* START *
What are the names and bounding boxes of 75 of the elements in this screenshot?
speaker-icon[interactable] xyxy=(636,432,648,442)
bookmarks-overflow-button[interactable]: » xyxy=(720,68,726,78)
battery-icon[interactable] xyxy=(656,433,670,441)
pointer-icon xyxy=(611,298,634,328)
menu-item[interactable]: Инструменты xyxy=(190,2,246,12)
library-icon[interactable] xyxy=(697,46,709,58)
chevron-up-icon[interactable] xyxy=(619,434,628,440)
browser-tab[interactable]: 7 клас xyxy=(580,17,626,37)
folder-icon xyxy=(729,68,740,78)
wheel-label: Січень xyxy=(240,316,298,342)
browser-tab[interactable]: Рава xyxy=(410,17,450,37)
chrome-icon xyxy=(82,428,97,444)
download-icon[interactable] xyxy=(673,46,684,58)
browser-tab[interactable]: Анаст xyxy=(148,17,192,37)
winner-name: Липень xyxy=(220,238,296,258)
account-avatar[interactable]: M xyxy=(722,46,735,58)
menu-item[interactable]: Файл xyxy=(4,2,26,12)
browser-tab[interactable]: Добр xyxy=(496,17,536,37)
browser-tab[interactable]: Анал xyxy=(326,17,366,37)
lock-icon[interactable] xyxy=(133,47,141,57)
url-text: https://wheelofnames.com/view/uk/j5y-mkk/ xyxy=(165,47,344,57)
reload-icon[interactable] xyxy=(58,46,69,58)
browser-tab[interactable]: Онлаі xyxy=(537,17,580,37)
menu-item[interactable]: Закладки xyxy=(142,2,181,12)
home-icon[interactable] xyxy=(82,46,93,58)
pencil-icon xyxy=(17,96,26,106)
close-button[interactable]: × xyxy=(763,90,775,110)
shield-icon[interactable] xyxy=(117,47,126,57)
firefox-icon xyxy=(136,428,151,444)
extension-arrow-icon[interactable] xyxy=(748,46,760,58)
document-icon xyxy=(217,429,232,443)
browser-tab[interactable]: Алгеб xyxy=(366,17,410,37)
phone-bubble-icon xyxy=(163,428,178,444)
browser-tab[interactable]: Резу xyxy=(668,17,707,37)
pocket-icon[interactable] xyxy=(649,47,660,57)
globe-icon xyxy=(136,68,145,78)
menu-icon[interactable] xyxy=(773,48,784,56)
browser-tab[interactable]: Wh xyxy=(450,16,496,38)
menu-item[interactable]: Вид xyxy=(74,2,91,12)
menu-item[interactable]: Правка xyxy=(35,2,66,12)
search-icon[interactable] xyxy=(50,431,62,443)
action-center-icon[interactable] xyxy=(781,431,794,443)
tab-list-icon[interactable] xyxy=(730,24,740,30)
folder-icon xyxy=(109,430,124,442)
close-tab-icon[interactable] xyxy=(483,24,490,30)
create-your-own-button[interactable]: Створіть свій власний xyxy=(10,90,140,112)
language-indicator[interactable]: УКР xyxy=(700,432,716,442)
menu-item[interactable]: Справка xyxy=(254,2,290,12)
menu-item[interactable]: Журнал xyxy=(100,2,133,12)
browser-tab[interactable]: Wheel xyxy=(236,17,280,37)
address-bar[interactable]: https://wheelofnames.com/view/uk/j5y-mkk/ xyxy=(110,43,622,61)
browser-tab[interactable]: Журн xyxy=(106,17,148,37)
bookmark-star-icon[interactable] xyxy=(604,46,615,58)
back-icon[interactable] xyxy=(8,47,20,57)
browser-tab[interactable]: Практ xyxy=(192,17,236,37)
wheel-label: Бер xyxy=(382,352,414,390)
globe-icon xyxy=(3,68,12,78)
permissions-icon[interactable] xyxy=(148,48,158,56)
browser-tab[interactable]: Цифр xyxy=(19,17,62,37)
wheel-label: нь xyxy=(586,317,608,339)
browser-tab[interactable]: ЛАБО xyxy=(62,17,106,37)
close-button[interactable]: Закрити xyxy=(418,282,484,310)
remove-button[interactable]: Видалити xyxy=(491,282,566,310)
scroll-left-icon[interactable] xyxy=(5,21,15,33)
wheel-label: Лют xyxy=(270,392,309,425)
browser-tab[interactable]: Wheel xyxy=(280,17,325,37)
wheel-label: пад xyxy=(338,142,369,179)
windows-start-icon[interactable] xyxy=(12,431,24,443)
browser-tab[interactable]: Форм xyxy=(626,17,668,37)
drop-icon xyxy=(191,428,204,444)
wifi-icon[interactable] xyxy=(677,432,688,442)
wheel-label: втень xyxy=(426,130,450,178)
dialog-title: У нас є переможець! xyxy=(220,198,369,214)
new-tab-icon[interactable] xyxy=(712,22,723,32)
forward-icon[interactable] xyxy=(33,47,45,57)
* END *
_EXERCISE_. Reproduce the entries above word for word, from the very first line through the line containing "chevron-up-icon[interactable] xyxy=(619,434,628,440)", with both ends included.

_WRITTEN RESPONSE_.
What are the names and bounding boxes of 75 of the elements in this screenshot?
speaker-icon[interactable] xyxy=(636,432,648,442)
bookmarks-overflow-button[interactable]: » xyxy=(720,68,726,78)
battery-icon[interactable] xyxy=(656,433,670,441)
pointer-icon xyxy=(611,298,634,328)
menu-item[interactable]: Инструменты xyxy=(190,2,246,12)
library-icon[interactable] xyxy=(697,46,709,58)
chevron-up-icon[interactable] xyxy=(619,434,628,440)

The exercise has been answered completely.